● Data:
..........
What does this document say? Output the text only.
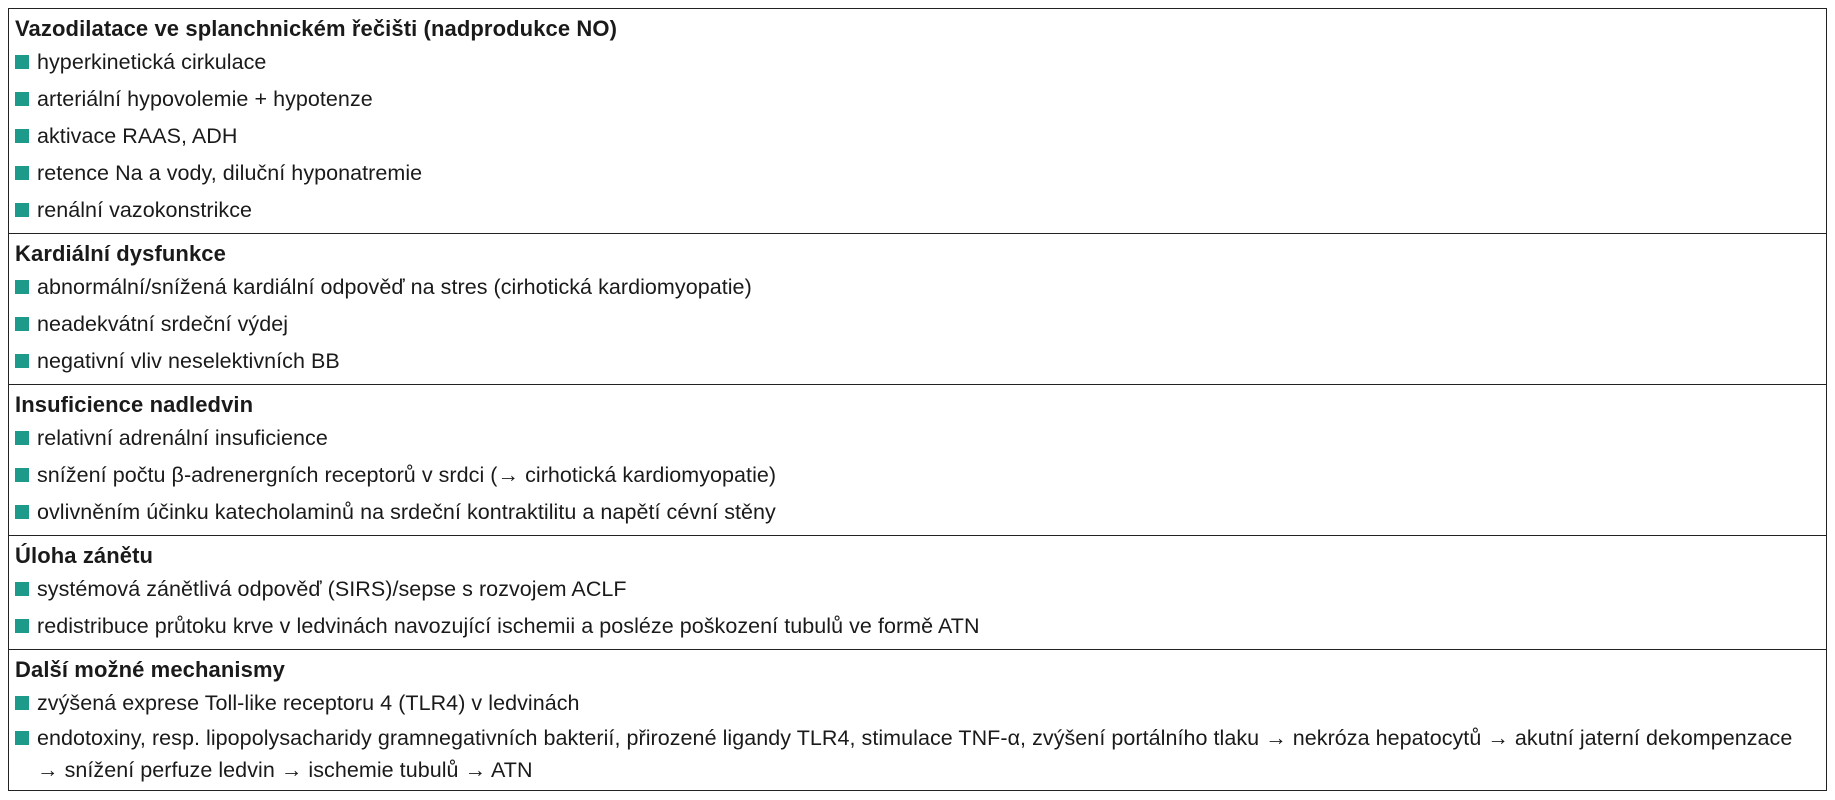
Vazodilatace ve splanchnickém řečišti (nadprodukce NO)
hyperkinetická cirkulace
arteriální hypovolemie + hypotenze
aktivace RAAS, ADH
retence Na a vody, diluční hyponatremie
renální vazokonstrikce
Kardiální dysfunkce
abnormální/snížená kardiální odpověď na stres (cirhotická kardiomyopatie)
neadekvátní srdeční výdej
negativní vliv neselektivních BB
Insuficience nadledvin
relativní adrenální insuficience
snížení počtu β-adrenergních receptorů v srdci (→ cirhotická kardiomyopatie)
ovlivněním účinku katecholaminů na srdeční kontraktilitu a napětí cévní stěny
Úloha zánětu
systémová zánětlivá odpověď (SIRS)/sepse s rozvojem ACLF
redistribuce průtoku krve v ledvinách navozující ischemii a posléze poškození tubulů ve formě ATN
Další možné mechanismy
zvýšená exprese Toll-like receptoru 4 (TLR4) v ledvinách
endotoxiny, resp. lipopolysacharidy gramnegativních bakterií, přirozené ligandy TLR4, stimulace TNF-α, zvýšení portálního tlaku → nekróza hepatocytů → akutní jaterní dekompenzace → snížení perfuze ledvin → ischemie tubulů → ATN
..........
● What the exercise asks: How many lines of the material contain the string "cirhotická"? Answer with that number alone.

● Task response: 2